■ **Task directions**: Report how many lines hold the word "Crear"; give nothing but the number.

■ **Records supplied**:
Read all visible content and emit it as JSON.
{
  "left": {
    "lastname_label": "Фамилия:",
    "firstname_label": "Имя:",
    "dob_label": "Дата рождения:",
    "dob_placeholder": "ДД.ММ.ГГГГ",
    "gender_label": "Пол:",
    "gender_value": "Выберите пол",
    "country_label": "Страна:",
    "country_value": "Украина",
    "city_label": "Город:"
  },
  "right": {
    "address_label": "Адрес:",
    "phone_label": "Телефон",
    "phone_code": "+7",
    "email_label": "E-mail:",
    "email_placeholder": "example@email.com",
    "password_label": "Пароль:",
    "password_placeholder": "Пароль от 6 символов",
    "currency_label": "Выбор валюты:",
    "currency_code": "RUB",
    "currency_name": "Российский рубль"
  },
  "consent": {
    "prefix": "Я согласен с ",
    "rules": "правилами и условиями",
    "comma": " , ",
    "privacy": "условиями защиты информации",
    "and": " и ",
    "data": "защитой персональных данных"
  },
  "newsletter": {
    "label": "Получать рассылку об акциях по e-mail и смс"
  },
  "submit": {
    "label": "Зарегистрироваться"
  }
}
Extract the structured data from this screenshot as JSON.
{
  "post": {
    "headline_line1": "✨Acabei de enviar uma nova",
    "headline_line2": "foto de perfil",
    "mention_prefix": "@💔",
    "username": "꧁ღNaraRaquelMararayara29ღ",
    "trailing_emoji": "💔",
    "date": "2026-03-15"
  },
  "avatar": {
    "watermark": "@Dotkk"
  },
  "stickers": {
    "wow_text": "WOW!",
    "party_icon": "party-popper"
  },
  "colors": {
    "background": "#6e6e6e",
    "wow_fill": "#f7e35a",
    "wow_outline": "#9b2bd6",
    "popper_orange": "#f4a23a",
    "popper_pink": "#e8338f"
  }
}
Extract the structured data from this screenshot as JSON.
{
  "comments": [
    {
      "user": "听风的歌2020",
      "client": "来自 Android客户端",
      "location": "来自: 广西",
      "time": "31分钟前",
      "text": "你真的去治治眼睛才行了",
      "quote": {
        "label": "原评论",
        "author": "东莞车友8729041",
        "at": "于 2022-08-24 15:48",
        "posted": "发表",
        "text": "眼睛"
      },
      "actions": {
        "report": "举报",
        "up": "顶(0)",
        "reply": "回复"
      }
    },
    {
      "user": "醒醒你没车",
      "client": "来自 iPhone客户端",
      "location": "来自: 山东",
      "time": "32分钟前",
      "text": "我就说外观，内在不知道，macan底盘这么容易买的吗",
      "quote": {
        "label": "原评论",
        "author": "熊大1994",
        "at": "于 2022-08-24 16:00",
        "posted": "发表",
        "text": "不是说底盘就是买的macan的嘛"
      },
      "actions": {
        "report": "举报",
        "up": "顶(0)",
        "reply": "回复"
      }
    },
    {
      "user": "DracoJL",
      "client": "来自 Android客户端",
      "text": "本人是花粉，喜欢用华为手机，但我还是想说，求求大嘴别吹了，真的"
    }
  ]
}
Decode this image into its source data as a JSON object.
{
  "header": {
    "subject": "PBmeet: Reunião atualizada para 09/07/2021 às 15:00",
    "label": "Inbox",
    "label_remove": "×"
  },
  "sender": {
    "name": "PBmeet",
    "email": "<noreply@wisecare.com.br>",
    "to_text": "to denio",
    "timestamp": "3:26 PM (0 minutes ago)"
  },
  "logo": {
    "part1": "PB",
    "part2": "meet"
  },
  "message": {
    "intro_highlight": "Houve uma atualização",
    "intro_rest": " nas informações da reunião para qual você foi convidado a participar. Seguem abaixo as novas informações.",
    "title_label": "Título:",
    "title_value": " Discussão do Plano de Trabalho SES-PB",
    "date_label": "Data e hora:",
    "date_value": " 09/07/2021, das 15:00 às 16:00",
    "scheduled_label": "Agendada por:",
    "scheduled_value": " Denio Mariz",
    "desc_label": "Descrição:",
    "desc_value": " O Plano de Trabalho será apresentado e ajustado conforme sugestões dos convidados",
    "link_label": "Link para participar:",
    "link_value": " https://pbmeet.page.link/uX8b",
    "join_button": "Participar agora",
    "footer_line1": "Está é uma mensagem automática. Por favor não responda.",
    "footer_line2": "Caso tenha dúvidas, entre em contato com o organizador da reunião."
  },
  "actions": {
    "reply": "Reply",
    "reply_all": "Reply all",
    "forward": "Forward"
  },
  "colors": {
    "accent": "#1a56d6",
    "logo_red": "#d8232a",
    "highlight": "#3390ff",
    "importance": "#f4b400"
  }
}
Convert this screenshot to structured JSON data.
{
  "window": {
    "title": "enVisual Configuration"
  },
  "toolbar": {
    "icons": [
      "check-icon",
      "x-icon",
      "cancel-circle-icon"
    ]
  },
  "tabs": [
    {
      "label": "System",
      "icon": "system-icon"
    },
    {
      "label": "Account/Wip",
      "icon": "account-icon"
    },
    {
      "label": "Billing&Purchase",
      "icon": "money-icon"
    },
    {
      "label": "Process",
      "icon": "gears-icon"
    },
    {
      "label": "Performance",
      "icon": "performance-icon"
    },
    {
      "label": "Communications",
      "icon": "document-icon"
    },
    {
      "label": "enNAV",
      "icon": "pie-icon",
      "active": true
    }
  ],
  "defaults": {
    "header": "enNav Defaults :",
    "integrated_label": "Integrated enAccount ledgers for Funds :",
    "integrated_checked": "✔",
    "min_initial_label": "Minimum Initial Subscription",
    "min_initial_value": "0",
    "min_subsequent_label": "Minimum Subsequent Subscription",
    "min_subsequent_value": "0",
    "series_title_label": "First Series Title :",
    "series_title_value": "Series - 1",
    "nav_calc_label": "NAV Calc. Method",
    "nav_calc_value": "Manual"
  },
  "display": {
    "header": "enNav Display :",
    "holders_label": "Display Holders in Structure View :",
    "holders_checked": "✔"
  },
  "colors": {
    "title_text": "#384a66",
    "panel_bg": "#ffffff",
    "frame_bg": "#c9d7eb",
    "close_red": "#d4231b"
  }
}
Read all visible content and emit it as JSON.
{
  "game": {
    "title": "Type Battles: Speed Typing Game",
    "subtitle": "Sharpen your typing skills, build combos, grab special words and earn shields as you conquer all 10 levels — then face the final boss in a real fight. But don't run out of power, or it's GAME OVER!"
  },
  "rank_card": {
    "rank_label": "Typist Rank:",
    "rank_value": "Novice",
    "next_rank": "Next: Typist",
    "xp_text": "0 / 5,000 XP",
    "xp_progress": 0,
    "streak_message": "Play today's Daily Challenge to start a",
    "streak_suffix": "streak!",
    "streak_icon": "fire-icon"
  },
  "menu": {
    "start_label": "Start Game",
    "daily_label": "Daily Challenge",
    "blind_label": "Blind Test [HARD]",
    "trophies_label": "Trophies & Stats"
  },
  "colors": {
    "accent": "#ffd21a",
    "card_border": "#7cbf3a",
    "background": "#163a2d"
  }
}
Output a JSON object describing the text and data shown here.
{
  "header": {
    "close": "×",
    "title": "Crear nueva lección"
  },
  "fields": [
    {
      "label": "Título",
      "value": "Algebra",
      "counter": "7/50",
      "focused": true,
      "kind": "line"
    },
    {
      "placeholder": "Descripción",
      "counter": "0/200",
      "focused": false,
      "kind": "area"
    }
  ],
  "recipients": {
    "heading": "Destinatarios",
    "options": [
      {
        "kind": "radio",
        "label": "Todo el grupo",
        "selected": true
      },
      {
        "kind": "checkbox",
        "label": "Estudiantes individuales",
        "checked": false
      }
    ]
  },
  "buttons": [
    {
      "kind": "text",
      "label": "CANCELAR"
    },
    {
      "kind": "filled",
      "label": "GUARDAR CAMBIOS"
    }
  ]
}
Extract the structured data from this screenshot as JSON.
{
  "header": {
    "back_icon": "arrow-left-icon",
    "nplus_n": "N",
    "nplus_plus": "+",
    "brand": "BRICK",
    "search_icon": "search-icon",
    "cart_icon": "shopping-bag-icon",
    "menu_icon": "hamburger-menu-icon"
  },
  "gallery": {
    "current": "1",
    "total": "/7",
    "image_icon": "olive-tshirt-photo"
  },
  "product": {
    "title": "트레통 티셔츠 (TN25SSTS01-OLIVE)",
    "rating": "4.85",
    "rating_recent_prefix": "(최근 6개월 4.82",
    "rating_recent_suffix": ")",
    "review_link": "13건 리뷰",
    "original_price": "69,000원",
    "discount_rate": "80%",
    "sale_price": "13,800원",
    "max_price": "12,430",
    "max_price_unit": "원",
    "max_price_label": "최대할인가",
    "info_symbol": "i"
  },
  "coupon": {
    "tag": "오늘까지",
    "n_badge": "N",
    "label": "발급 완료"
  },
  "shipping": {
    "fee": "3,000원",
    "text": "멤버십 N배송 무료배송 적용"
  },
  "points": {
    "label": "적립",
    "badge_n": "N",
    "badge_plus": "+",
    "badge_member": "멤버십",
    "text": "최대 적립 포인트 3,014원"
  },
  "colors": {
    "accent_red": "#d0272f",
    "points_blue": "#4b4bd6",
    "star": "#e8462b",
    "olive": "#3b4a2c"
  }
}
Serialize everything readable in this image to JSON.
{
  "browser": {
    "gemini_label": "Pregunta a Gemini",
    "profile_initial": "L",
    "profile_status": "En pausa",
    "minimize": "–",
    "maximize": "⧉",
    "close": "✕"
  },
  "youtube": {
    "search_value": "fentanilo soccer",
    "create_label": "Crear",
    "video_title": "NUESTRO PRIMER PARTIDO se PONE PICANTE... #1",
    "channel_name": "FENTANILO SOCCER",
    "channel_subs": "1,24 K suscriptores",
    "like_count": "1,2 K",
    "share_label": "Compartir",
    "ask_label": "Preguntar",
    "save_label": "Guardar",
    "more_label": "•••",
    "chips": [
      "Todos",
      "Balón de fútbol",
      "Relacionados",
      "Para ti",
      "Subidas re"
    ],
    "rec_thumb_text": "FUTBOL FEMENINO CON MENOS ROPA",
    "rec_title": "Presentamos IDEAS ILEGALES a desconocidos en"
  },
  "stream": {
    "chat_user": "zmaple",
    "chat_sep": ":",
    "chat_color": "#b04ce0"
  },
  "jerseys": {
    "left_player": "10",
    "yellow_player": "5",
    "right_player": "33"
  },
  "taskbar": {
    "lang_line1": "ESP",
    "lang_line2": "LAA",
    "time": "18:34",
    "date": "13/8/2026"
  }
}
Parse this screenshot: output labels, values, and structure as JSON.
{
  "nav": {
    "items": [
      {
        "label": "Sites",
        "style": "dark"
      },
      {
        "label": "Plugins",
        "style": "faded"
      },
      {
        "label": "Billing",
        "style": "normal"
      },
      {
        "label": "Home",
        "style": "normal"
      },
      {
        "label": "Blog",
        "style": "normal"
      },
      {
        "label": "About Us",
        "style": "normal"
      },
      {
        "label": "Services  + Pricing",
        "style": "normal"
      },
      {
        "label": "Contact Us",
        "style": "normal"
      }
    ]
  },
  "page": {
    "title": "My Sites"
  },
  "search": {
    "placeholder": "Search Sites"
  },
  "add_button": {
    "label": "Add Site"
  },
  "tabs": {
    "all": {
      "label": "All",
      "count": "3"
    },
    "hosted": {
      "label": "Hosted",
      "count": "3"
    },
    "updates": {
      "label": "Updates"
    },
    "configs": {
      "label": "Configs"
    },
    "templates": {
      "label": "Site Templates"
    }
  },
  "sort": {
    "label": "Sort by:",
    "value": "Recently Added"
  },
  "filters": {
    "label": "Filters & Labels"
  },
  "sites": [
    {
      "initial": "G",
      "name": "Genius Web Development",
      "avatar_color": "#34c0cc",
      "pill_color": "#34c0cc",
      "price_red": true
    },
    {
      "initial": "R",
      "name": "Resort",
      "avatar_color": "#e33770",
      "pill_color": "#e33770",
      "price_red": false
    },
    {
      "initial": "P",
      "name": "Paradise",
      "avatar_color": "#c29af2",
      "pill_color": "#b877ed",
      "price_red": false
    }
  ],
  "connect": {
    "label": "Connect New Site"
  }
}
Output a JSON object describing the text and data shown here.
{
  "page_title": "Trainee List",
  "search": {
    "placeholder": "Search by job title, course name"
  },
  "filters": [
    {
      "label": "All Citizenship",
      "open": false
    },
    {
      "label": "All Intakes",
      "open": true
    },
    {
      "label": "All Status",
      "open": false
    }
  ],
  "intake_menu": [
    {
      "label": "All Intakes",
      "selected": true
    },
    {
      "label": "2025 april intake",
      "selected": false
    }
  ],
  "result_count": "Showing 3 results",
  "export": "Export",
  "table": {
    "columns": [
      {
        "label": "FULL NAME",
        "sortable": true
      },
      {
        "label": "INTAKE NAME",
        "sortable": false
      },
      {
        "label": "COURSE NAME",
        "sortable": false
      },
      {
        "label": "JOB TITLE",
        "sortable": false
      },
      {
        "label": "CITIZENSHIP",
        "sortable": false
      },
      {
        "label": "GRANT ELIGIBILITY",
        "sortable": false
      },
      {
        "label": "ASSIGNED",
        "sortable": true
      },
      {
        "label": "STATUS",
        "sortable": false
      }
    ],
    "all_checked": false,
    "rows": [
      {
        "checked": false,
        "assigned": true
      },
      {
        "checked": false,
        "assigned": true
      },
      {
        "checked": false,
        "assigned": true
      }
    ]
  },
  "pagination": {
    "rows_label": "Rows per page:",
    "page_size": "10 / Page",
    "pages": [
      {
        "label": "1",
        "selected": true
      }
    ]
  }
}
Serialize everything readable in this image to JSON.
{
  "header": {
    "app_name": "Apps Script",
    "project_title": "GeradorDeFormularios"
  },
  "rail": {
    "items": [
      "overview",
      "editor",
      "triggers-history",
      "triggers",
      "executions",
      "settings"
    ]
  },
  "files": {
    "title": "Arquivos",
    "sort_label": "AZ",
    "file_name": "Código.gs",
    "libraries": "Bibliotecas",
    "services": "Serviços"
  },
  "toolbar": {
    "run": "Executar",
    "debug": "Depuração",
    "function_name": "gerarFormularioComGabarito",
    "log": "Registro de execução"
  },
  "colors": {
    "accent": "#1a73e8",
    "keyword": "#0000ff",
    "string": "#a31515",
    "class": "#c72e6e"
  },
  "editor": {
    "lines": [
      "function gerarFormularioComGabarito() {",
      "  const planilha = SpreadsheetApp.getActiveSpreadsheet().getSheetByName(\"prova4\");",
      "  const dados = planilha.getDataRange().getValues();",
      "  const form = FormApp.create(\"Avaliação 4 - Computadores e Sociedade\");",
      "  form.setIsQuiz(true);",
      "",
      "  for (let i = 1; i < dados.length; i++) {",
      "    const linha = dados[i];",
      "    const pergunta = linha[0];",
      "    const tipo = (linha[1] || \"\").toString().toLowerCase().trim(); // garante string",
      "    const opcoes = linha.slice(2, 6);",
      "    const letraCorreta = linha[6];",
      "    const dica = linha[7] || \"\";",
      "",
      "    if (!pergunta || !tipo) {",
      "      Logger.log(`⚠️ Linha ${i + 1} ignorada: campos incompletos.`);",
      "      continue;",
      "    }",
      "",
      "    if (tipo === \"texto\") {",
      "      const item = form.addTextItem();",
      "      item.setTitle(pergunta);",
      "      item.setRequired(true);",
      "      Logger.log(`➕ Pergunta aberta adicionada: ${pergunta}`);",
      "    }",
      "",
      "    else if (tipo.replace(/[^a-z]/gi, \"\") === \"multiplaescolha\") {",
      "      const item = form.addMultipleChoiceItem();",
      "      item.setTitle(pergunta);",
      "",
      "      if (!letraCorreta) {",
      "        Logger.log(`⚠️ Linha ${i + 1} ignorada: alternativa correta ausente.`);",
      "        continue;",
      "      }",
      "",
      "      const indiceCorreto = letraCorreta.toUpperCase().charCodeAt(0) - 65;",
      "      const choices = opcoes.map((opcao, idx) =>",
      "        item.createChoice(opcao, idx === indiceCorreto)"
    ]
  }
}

■ **Answer for the task**: 2